++++ Given data

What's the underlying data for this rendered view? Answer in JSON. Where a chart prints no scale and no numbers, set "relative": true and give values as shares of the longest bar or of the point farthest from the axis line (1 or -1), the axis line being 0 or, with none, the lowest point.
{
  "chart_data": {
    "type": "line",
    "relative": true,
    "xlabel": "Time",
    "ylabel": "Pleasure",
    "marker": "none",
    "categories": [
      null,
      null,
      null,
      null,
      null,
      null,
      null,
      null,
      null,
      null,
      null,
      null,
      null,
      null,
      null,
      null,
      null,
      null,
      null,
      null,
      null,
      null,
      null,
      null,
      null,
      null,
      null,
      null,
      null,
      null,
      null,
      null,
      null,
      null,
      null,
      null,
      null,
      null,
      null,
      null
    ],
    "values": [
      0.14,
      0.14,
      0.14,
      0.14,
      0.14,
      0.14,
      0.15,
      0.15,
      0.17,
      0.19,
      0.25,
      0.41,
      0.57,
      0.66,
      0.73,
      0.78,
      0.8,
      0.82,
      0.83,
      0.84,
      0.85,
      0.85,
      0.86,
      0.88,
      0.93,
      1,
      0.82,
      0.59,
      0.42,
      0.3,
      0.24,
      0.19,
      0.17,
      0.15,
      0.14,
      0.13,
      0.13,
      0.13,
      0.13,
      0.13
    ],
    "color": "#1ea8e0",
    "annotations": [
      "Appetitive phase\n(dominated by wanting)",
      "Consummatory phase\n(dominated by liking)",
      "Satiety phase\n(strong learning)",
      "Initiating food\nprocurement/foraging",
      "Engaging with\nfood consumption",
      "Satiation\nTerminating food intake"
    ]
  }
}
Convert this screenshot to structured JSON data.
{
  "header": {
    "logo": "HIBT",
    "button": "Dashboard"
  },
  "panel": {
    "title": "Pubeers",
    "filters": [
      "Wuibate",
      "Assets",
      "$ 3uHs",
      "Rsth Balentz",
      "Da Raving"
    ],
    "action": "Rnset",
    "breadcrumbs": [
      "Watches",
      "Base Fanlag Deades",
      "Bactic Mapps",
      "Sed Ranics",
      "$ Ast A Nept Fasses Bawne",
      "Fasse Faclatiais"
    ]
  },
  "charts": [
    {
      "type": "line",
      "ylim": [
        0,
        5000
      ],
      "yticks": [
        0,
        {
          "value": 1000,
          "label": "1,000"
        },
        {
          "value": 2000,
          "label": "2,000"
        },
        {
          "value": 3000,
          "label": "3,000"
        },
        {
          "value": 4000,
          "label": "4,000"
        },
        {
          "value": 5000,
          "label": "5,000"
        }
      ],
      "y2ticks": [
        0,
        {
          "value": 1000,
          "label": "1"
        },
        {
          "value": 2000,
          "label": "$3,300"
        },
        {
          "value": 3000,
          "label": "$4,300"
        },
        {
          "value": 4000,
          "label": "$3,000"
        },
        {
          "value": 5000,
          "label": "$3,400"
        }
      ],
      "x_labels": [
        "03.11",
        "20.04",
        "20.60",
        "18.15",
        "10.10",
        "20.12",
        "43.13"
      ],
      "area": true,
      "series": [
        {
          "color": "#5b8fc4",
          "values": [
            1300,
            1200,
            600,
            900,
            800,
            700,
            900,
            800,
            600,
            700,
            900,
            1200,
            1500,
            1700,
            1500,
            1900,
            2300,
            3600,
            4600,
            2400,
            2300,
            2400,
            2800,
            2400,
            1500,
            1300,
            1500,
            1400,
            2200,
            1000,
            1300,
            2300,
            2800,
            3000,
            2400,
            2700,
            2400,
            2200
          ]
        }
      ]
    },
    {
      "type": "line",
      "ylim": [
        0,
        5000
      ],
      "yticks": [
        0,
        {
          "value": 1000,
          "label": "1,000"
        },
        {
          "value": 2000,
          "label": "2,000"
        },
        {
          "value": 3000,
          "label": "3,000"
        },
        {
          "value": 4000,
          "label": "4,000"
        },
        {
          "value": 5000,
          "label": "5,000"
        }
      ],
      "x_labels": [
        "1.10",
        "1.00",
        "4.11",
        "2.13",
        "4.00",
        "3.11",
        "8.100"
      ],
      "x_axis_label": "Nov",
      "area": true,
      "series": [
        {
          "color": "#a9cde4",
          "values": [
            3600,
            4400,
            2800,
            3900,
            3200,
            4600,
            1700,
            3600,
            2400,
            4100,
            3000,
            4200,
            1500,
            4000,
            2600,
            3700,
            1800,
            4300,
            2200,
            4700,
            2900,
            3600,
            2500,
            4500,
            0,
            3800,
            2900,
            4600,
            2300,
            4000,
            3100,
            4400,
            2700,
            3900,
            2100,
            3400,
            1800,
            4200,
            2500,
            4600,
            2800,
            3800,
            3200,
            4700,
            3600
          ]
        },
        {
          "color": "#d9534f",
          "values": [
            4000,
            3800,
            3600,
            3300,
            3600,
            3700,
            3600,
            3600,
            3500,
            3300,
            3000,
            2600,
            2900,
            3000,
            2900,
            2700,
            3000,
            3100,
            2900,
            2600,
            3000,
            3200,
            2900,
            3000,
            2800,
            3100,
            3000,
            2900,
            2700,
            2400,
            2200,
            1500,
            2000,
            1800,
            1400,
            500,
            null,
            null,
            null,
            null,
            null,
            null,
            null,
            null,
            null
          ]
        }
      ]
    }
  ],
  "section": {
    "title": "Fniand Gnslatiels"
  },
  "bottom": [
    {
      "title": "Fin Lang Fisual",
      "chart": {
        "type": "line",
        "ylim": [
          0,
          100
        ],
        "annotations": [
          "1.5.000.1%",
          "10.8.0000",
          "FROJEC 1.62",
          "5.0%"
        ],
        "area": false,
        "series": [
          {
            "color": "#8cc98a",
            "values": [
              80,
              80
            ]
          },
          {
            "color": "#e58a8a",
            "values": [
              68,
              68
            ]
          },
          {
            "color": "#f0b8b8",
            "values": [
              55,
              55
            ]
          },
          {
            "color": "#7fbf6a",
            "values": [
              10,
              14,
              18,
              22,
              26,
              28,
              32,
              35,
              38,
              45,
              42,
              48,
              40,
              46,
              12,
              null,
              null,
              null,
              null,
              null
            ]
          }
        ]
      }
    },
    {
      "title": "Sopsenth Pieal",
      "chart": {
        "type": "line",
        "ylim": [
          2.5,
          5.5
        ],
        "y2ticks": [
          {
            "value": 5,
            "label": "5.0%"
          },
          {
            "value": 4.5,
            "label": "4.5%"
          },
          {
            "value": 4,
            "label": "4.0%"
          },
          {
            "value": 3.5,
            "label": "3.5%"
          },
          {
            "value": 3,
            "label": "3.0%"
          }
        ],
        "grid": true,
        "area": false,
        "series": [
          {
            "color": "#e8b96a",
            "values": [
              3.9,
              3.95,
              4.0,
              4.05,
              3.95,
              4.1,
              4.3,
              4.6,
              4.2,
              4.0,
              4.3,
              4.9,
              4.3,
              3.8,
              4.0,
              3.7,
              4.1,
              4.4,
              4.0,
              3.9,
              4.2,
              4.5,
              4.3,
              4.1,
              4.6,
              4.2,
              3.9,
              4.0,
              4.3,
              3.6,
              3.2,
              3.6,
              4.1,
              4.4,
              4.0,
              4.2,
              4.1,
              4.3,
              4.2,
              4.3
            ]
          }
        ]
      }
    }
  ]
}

++++++++

**Prompt**
Your answer should be only a number: how many lines of the data above contain the string "phase"?

**Answer to the problem**
3